*Dataset:*
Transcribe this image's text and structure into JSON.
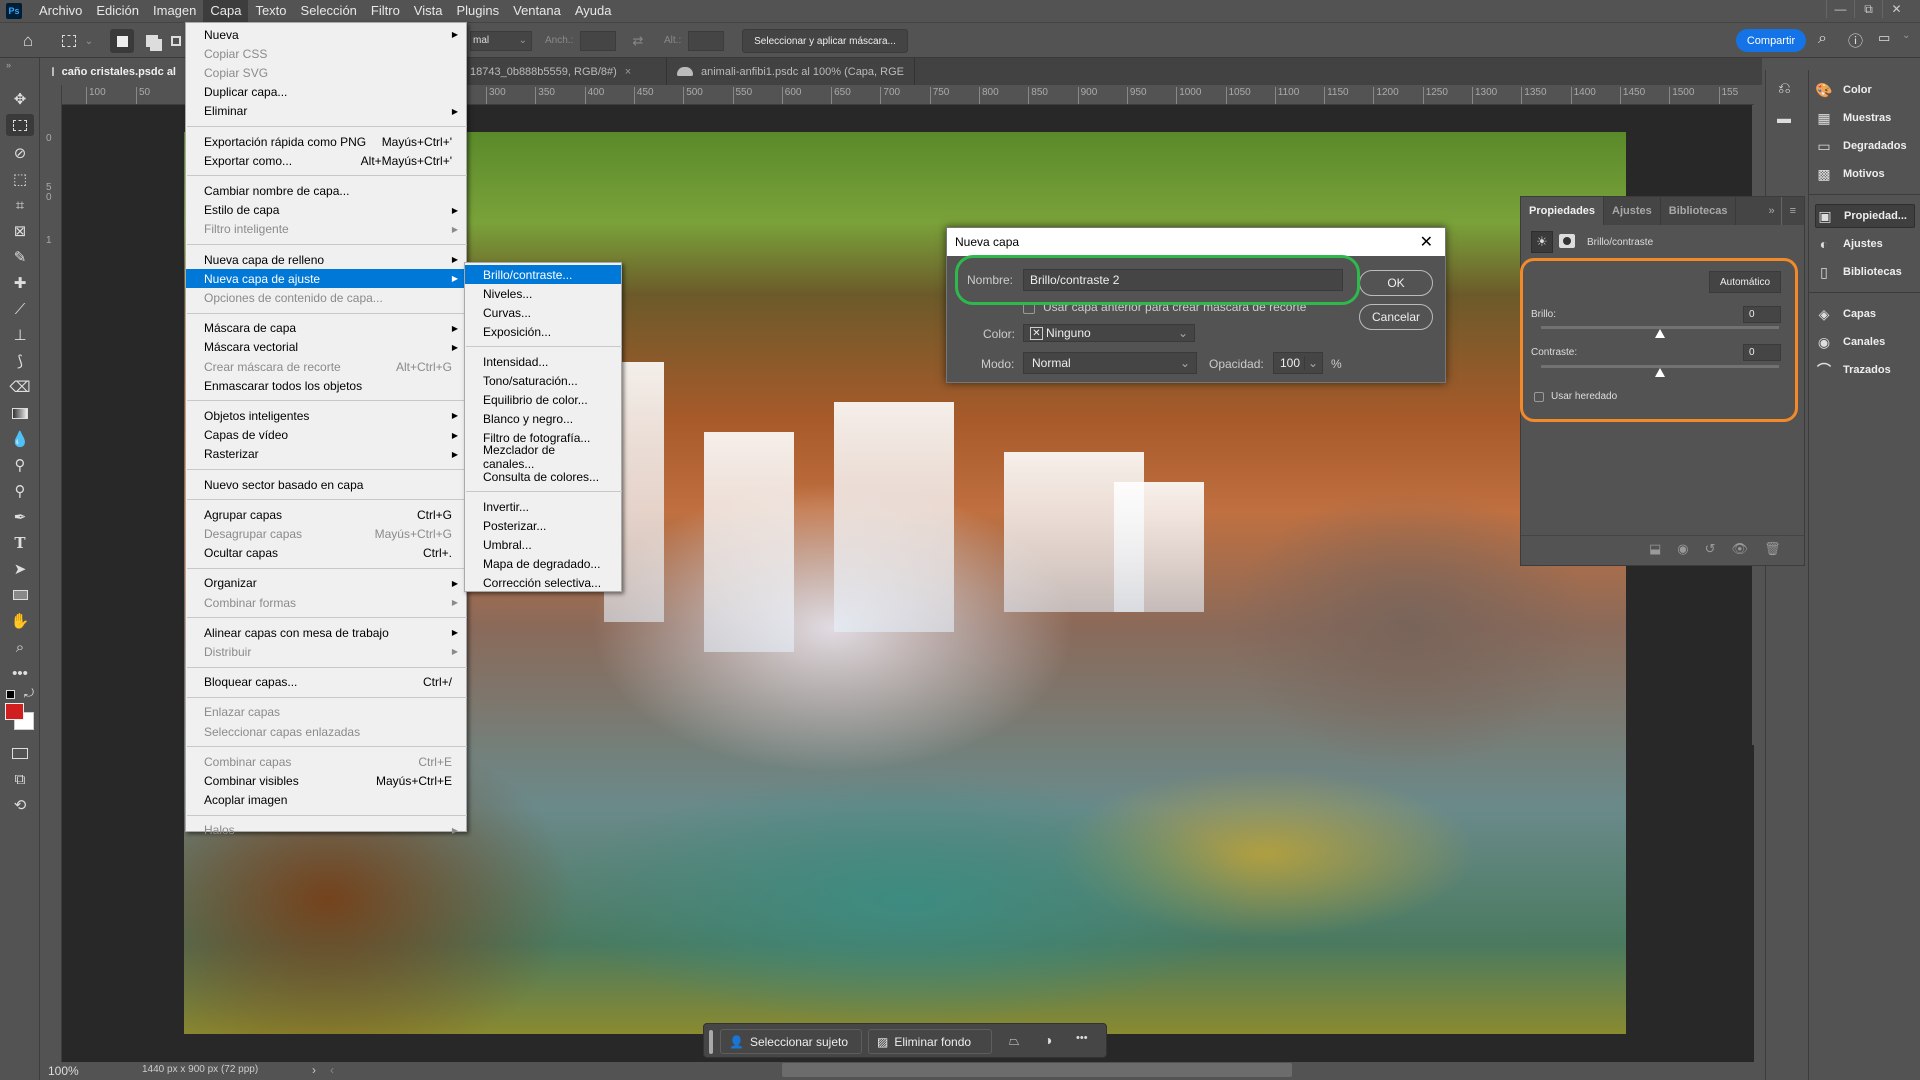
{
  "menubar": {
    "logo": "Ps",
    "items": [
      "Archivo",
      "Edición",
      "Imagen",
      "Capa",
      "Texto",
      "Selección",
      "Filtro",
      "Vista",
      "Plugins",
      "Ventana",
      "Ayuda"
    ],
    "active": "Capa"
  },
  "window_controls": {
    "minimize": "—",
    "restore": "⧉",
    "close": "✕"
  },
  "options_bar": {
    "style_value": "mal",
    "width_label": "Anch.:",
    "height_label": "Alt.:",
    "mask_button": "Seleccionar y aplicar máscara...",
    "share_button": "Compartir"
  },
  "doc_tabs": [
    {
      "label": "caño cristales.psdc al",
      "active": true
    },
    {
      "label": "18743_0b888b5559, RGB/8#)",
      "close": "×",
      "active": false
    },
    {
      "label": "animali-anfibi1.psdc al 100% (Capa, RGE",
      "active": false
    }
  ],
  "ruler_h": [
    "100",
    "50",
    "300",
    "350",
    "400",
    "450",
    "500",
    "550",
    "600",
    "650",
    "700",
    "750",
    "800",
    "850",
    "900",
    "950",
    "1000",
    "1050",
    "1100",
    "1150",
    "1200",
    "1250",
    "1300",
    "1350",
    "1400",
    "1450",
    "1500",
    "155"
  ],
  "ruler_v": [
    "0",
    "5\n0",
    "1"
  ],
  "capa_menu": {
    "items": [
      {
        "label": "Nueva",
        "submenu": true
      },
      {
        "label": "Copiar CSS",
        "disabled": true
      },
      {
        "label": "Copiar SVG",
        "disabled": true
      },
      {
        "label": "Duplicar capa..."
      },
      {
        "label": "Eliminar",
        "submenu": true
      },
      {
        "sep": true
      },
      {
        "label": "Exportación rápida como PNG",
        "shortcut": "Mayús+Ctrl+'"
      },
      {
        "label": "Exportar como...",
        "shortcut": "Alt+Mayús+Ctrl+'"
      },
      {
        "sep": true
      },
      {
        "label": "Cambiar nombre de capa..."
      },
      {
        "label": "Estilo de capa",
        "submenu": true
      },
      {
        "label": "Filtro inteligente",
        "submenu": true,
        "disabled": true
      },
      {
        "sep": true
      },
      {
        "label": "Nueva capa de relleno",
        "submenu": true
      },
      {
        "label": "Nueva capa de ajuste",
        "submenu": true,
        "highlighted": true
      },
      {
        "label": "Opciones de contenido de capa...",
        "disabled": true
      },
      {
        "sep": true
      },
      {
        "label": "Máscara de capa",
        "submenu": true
      },
      {
        "label": "Máscara vectorial",
        "submenu": true
      },
      {
        "label": "Crear máscara de recorte",
        "shortcut": "Alt+Ctrl+G",
        "disabled": true
      },
      {
        "label": "Enmascarar todos los objetos"
      },
      {
        "sep": true
      },
      {
        "label": "Objetos inteligentes",
        "submenu": true
      },
      {
        "label": "Capas de vídeo",
        "submenu": true
      },
      {
        "label": "Rasterizar",
        "submenu": true
      },
      {
        "sep": true
      },
      {
        "label": "Nuevo sector basado en capa"
      },
      {
        "sep": true
      },
      {
        "label": "Agrupar capas",
        "shortcut": "Ctrl+G"
      },
      {
        "label": "Desagrupar capas",
        "shortcut": "Mayús+Ctrl+G",
        "disabled": true
      },
      {
        "label": "Ocultar capas",
        "shortcut": "Ctrl+."
      },
      {
        "sep": true
      },
      {
        "label": "Organizar",
        "submenu": true
      },
      {
        "label": "Combinar formas",
        "submenu": true,
        "disabled": true
      },
      {
        "sep": true
      },
      {
        "label": "Alinear capas con mesa de trabajo",
        "submenu": true
      },
      {
        "label": "Distribuir",
        "submenu": true,
        "disabled": true
      },
      {
        "sep": true
      },
      {
        "label": "Bloquear capas...",
        "shortcut": "Ctrl+/"
      },
      {
        "sep": true
      },
      {
        "label": "Enlazar capas",
        "disabled": true
      },
      {
        "label": "Seleccionar capas enlazadas",
        "disabled": true
      },
      {
        "sep": true
      },
      {
        "label": "Combinar capas",
        "shortcut": "Ctrl+E",
        "disabled": true
      },
      {
        "label": "Combinar visibles",
        "shortcut": "Mayús+Ctrl+E"
      },
      {
        "label": "Acoplar imagen"
      },
      {
        "sep": true
      },
      {
        "label": "Halos",
        "submenu": true,
        "disabled": true
      }
    ]
  },
  "adjust_submenu": {
    "items": [
      {
        "label": "Brillo/contraste...",
        "highlighted": true
      },
      {
        "label": "Niveles..."
      },
      {
        "label": "Curvas..."
      },
      {
        "label": "Exposición..."
      },
      {
        "sep": true
      },
      {
        "label": "Intensidad..."
      },
      {
        "label": "Tono/saturación..."
      },
      {
        "label": "Equilibrio de color..."
      },
      {
        "label": "Blanco y negro..."
      },
      {
        "label": "Filtro de fotografía..."
      },
      {
        "label": "Mezclador de canales..."
      },
      {
        "label": "Consulta de colores..."
      },
      {
        "sep": true
      },
      {
        "label": "Invertir..."
      },
      {
        "label": "Posterizar..."
      },
      {
        "label": "Umbral..."
      },
      {
        "label": "Mapa de degradado..."
      },
      {
        "label": "Corrección selectiva..."
      }
    ]
  },
  "dialog": {
    "title": "Nueva capa",
    "close": "✕",
    "name_label": "Nombre:",
    "name_value": "Brillo/contraste 2",
    "clip_checkbox_label": "Usar capa anterior para crear máscara de recorte",
    "clip_checked": false,
    "color_label": "Color:",
    "color_value": "Ninguno",
    "mode_label": "Modo:",
    "mode_value": "Normal",
    "opacity_label": "Opacidad:",
    "opacity_value": "100",
    "opacity_unit": "%",
    "ok": "OK",
    "cancel": "Cancelar",
    "highlight_color": "#2fb84b"
  },
  "properties_panel": {
    "tabs": [
      "Propiedades",
      "Ajustes",
      "Bibliotecas"
    ],
    "active_tab": "Propiedades",
    "adjustment_name": "Brillo/contraste",
    "auto_button": "Automático",
    "brightness_label": "Brillo:",
    "brightness_value": "0",
    "brightness_fraction": 0.5,
    "contrast_label": "Contraste:",
    "contrast_value": "0",
    "contrast_fraction": 0.5,
    "legacy_label": "Usar heredado",
    "legacy_checked": false,
    "highlight_color": "#f28a2a"
  },
  "panel_dock": {
    "group1": [
      {
        "icon": "palette-icon",
        "glyph": "🎨",
        "label": "Color"
      },
      {
        "icon": "swatches-icon",
        "glyph": "▦",
        "label": "Muestras"
      },
      {
        "icon": "gradient-icon",
        "glyph": "▭",
        "label": "Degradados"
      },
      {
        "icon": "pattern-icon",
        "glyph": "▩",
        "label": "Motivos"
      }
    ],
    "group2": [
      {
        "icon": "properties-icon",
        "glyph": "▣",
        "label": "Propiedad...",
        "active": true
      },
      {
        "icon": "adjustments-icon",
        "glyph": "◐",
        "label": "Ajustes"
      },
      {
        "icon": "libraries-icon",
        "glyph": "▯",
        "label": "Bibliotecas"
      }
    ],
    "group3": [
      {
        "icon": "layers-icon",
        "glyph": "◈",
        "label": "Capas"
      },
      {
        "icon": "channels-icon",
        "glyph": "◉",
        "label": "Canales"
      },
      {
        "icon": "paths-icon",
        "glyph": "⌒",
        "label": "Trazados"
      }
    ]
  },
  "context_bar": {
    "select_subject": "Seleccionar sujeto",
    "remove_bg": "Eliminar fondo",
    "more": "•••"
  },
  "status": {
    "zoom": "100%",
    "doc_info": "1440 px x 900 px (72 ppp)"
  },
  "colors": {
    "foreground": "#d11f1f",
    "background": "#ffffff",
    "accent": "#1473e6",
    "menu_highlight": "#0078d7"
  }
}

*Task statement:*
Pick out every line with the string "Seleccionar" and copy it.

*Expected output:*
    "mask_button": "Seleccionar y aplicar máscara...",
        "label": "Seleccionar capas enlazadas",
    "select_subject": "Seleccionar sujeto",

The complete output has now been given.